= AIM OF THE TASK =
Every record below should be transcribed exactly. Omit the images.

Begin DATA RECORDS

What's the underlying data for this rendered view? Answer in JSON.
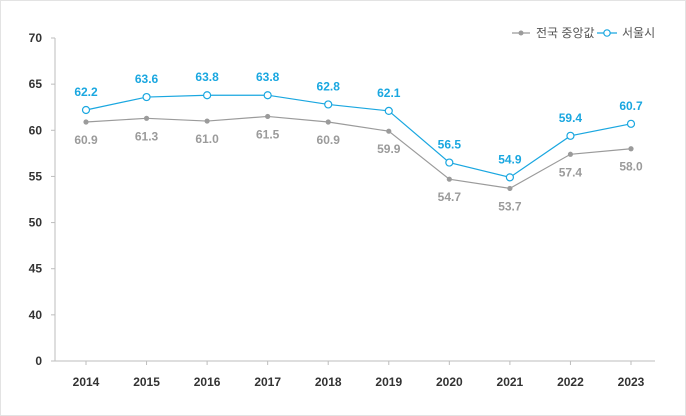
{
  "chart_data": {
    "type": "line",
    "title": "",
    "xlabel": "",
    "ylabel": "",
    "grid": false,
    "categories": [
      "2014",
      "2015",
      "2016",
      "2017",
      "2018",
      "2019",
      "2020",
      "2021",
      "2022",
      "2023"
    ],
    "yticks": [
      0,
      40,
      45,
      50,
      55,
      60,
      65,
      70
    ],
    "ylim": [
      0,
      70
    ],
    "axis_break": [
      0,
      40
    ],
    "legend_position": "top-right",
    "series": [
      {
        "name": "전국 중앙값",
        "color": "#9b9b9b",
        "marker": "filled-circle",
        "label_position": "below",
        "values": [
          60.9,
          61.3,
          61.0,
          61.5,
          60.9,
          59.9,
          54.7,
          53.7,
          57.4,
          58.0
        ]
      },
      {
        "name": "서울시",
        "color": "#1aa7e0",
        "marker": "hollow-circle",
        "label_position": "above",
        "values": [
          62.2,
          63.6,
          63.8,
          63.8,
          62.8,
          62.1,
          56.5,
          54.9,
          59.4,
          60.7
        ]
      }
    ]
  }
}
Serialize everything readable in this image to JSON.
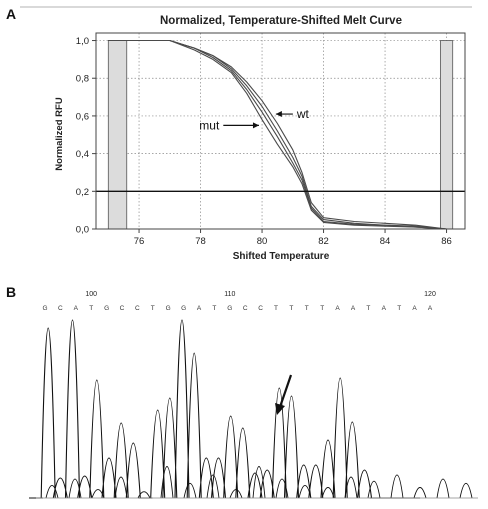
{
  "panel_a": {
    "label": "A",
    "chart_data": {
      "type": "line",
      "title": "Normalized, Temperature-Shifted Melt Curve",
      "xlabel": "Shifted Temperature",
      "ylabel": "Normalized RFU",
      "xlim": [
        74.6,
        86.6
      ],
      "ylim": [
        0.0,
        1.04
      ],
      "xticks": [
        "76",
        "78",
        "80",
        "82",
        "84",
        "86"
      ],
      "yticks": [
        "0,0",
        "0,2",
        "0,4",
        "0,6",
        "0,8",
        "1,0"
      ],
      "grid": true,
      "threshold": 0.2,
      "shaded_regions": [
        [
          75.0,
          75.6
        ],
        [
          85.8,
          86.2
        ]
      ],
      "annotations": [
        {
          "text": "mut",
          "x": 79.0,
          "y": 0.55
        },
        {
          "text": "wt",
          "x": 81.1,
          "y": 0.61
        }
      ],
      "series": [
        {
          "x": [
            75.0,
            76.0,
            77.0,
            77.8,
            78.4,
            79.0,
            79.5,
            80.0,
            80.5,
            81.0,
            81.3,
            81.6,
            82.0,
            83.0,
            84.0,
            85.0,
            86.0
          ],
          "y": [
            1.0,
            1.0,
            1.0,
            0.96,
            0.92,
            0.86,
            0.78,
            0.68,
            0.56,
            0.42,
            0.3,
            0.14,
            0.06,
            0.04,
            0.03,
            0.02,
            0.0
          ]
        },
        {
          "x": [
            75.0,
            76.0,
            77.0,
            77.8,
            78.4,
            79.0,
            79.5,
            80.0,
            80.5,
            81.0,
            81.3,
            81.6,
            82.0,
            83.0,
            84.0,
            85.0,
            86.0
          ],
          "y": [
            1.0,
            1.0,
            1.0,
            0.96,
            0.92,
            0.85,
            0.76,
            0.65,
            0.52,
            0.38,
            0.28,
            0.12,
            0.05,
            0.03,
            0.02,
            0.015,
            0.0
          ]
        },
        {
          "x": [
            75.0,
            76.0,
            77.0,
            77.8,
            78.4,
            79.0,
            79.5,
            80.0,
            80.5,
            81.0,
            81.3,
            81.6,
            82.0,
            83.0,
            84.0,
            85.0,
            86.0
          ],
          "y": [
            1.0,
            1.0,
            1.0,
            0.96,
            0.91,
            0.84,
            0.74,
            0.62,
            0.49,
            0.35,
            0.26,
            0.11,
            0.04,
            0.025,
            0.02,
            0.01,
            0.0
          ]
        },
        {
          "x": [
            75.0,
            76.0,
            77.0,
            77.8,
            78.4,
            79.0,
            79.5,
            80.0,
            80.5,
            81.0,
            81.3,
            81.6,
            82.0,
            83.0,
            84.0,
            85.0,
            86.0
          ],
          "y": [
            1.0,
            1.0,
            1.0,
            0.95,
            0.9,
            0.83,
            0.72,
            0.58,
            0.45,
            0.33,
            0.24,
            0.1,
            0.035,
            0.02,
            0.015,
            0.01,
            0.0
          ]
        }
      ]
    }
  },
  "panel_b": {
    "label": "B",
    "position_labels": [
      "100",
      "110",
      "120"
    ],
    "sequence": [
      "G",
      "C",
      "A",
      "T",
      "G",
      "C",
      "C",
      "T",
      "G",
      "G",
      "A",
      "T",
      "G",
      "C",
      "C",
      "T",
      "T",
      "T",
      "T",
      "A",
      "A",
      "T",
      "A",
      "T",
      "A",
      "A"
    ],
    "trace_color": "#111111",
    "arrow": "down-arrow"
  }
}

End DATA RECORDS

= ANSWER TO THIS TASK =
What's the underlying data for this rendered view? Answer in JSON.
{
  "chart_data": {
    "type": "line",
    "title": "",
    "xlabel": "",
    "ylabel": "",
    "grid": false,
    "categories": [
      "2014",
      "2015",
      "2016",
      "2017",
      "2018",
      "2019",
      "2020",
      "2021",
      "2022",
      "2023"
    ],
    "yticks": [
      0,
      40,
      45,
      50,
      55,
      60,
      65,
      70
    ],
    "ylim": [
      0,
      70
    ],
    "axis_break": [
      0,
      40
    ],
    "legend_position": "top-right",
    "series": [
      {
        "name": "전국 중앙값",
        "color": "#9b9b9b",
        "marker": "filled-circle",
        "label_position": "below",
        "values": [
          60.9,
          61.3,
          61.0,
          61.5,
          60.9,
          59.9,
          54.7,
          53.7,
          57.4,
          58.0
        ]
      },
      {
        "name": "서울시",
        "color": "#1aa7e0",
        "marker": "hollow-circle",
        "label_position": "above",
        "values": [
          62.2,
          63.6,
          63.8,
          63.8,
          62.8,
          62.1,
          56.5,
          54.9,
          59.4,
          60.7
        ]
      }
    ]
  }
}
Serialize everything readable in this image to JSON.
{
  "panel_a": {
    "label": "A",
    "chart_data": {
      "type": "line",
      "title": "Normalized, Temperature-Shifted Melt Curve",
      "xlabel": "Shifted Temperature",
      "ylabel": "Normalized RFU",
      "xlim": [
        74.6,
        86.6
      ],
      "ylim": [
        0.0,
        1.04
      ],
      "xticks": [
        "76",
        "78",
        "80",
        "82",
        "84",
        "86"
      ],
      "yticks": [
        "0,0",
        "0,2",
        "0,4",
        "0,6",
        "0,8",
        "1,0"
      ],
      "grid": true,
      "threshold": 0.2,
      "shaded_regions": [
        [
          75.0,
          75.6
        ],
        [
          85.8,
          86.2
        ]
      ],
      "annotations": [
        {
          "text": "mut",
          "x": 79.0,
          "y": 0.55
        },
        {
          "text": "wt",
          "x": 81.1,
          "y": 0.61
        }
      ],
      "series": [
        {
          "x": [
            75.0,
            76.0,
            77.0,
            77.8,
            78.4,
            79.0,
            79.5,
            80.0,
            80.5,
            81.0,
            81.3,
            81.6,
            82.0,
            83.0,
            84.0,
            85.0,
            86.0
          ],
          "y": [
            1.0,
            1.0,
            1.0,
            0.96,
            0.92,
            0.86,
            0.78,
            0.68,
            0.56,
            0.42,
            0.3,
            0.14,
            0.06,
            0.04,
            0.03,
            0.02,
            0.0
          ]
        },
        {
          "x": [
            75.0,
            76.0,
            77.0,
            77.8,
            78.4,
            79.0,
            79.5,
            80.0,
            80.5,
            81.0,
            81.3,
            81.6,
            82.0,
            83.0,
            84.0,
            85.0,
            86.0
          ],
          "y": [
            1.0,
            1.0,
            1.0,
            0.96,
            0.92,
            0.85,
            0.76,
            0.65,
            0.52,
            0.38,
            0.28,
            0.12,
            0.05,
            0.03,
            0.02,
            0.015,
            0.0
          ]
        },
        {
          "x": [
            75.0,
            76.0,
            77.0,
            77.8,
            78.4,
            79.0,
            79.5,
            80.0,
            80.5,
            81.0,
            81.3,
            81.6,
            82.0,
            83.0,
            84.0,
            85.0,
            86.0
          ],
          "y": [
            1.0,
            1.0,
            1.0,
            0.96,
            0.91,
            0.84,
            0.74,
            0.62,
            0.49,
            0.35,
            0.26,
            0.11,
            0.04,
            0.025,
            0.02,
            0.01,
            0.0
          ]
        },
        {
          "x": [
            75.0,
            76.0,
            77.0,
            77.8,
            78.4,
            79.0,
            79.5,
            80.0,
            80.5,
            81.0,
            81.3,
            81.6,
            82.0,
            83.0,
            84.0,
            85.0,
            86.0
          ],
          "y": [
            1.0,
            1.0,
            1.0,
            0.95,
            0.9,
            0.83,
            0.72,
            0.58,
            0.45,
            0.33,
            0.24,
            0.1,
            0.035,
            0.02,
            0.015,
            0.01,
            0.0
          ]
        }
      ]
    }
  },
  "panel_b": {
    "label": "B",
    "position_labels": [
      "100",
      "110",
      "120"
    ],
    "sequence": [
      "G",
      "C",
      "A",
      "T",
      "G",
      "C",
      "C",
      "T",
      "G",
      "G",
      "A",
      "T",
      "G",
      "C",
      "C",
      "T",
      "T",
      "T",
      "T",
      "A",
      "A",
      "T",
      "A",
      "T",
      "A",
      "A"
    ],
    "trace_color": "#111111",
    "arrow": "down-arrow"
  }
}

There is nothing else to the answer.